=== Material for this task ===
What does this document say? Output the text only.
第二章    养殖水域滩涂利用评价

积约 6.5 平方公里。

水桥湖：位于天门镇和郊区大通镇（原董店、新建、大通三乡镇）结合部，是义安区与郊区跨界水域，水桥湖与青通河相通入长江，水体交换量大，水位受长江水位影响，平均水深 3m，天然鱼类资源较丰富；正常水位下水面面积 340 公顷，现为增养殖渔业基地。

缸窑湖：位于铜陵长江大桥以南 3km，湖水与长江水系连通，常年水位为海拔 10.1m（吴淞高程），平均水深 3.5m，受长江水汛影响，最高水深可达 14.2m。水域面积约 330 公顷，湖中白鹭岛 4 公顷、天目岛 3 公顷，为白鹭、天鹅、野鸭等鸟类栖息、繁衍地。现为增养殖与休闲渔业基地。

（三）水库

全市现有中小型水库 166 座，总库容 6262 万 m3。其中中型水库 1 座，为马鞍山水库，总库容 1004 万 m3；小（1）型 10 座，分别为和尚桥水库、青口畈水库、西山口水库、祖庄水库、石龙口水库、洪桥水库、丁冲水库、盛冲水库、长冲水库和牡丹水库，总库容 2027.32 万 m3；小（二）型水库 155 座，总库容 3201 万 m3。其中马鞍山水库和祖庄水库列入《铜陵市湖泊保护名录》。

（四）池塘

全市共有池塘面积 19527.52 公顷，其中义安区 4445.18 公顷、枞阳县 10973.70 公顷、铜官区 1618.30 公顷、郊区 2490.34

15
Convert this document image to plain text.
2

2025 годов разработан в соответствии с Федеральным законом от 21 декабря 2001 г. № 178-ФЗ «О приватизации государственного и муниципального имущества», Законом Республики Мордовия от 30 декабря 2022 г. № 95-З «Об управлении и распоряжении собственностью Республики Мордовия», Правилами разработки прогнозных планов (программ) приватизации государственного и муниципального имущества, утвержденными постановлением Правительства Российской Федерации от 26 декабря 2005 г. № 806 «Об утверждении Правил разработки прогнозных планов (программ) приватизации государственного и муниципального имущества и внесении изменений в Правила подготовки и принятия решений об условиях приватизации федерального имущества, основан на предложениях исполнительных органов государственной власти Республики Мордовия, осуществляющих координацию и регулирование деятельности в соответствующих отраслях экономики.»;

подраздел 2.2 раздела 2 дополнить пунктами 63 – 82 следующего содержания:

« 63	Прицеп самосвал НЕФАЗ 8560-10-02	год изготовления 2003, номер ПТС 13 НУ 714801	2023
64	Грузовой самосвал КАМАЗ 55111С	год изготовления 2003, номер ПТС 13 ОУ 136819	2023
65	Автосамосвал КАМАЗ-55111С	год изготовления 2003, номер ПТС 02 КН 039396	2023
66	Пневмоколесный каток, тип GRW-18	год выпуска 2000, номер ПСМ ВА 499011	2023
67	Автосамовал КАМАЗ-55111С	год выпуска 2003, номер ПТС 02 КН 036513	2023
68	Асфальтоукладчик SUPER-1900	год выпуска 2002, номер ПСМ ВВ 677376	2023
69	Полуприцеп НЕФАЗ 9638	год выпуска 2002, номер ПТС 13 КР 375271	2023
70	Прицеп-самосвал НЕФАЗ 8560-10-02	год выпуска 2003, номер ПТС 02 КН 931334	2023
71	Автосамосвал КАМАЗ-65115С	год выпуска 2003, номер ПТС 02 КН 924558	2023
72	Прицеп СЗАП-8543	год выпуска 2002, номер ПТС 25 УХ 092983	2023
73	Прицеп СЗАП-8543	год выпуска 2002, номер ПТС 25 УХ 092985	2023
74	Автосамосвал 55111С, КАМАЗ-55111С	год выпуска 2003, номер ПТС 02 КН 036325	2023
===
> Work required
Copy out every line with the word "КАМАЗ".

> Complete output
64	Грузовой самосвал КАМАЗ 55111С	год изготовления 2003, номер ПТС 13 ОУ 136819	2023
65	Автосамосвал КАМАЗ-55111С	год изготовления 2003, номер ПТС 02 КН 039396	2023
67	Автосамовал КАМАЗ-55111С	год выпуска 2003, номер ПТС 02 КН 036513	2023
71	Автосамосвал КАМАЗ-65115С	год выпуска 2003, номер ПТС 02 КН 924558	2023
74	Автосамосвал 55111С, КАМАЗ-55111С	год выпуска 2003, номер ПТС 02 КН 036325	2023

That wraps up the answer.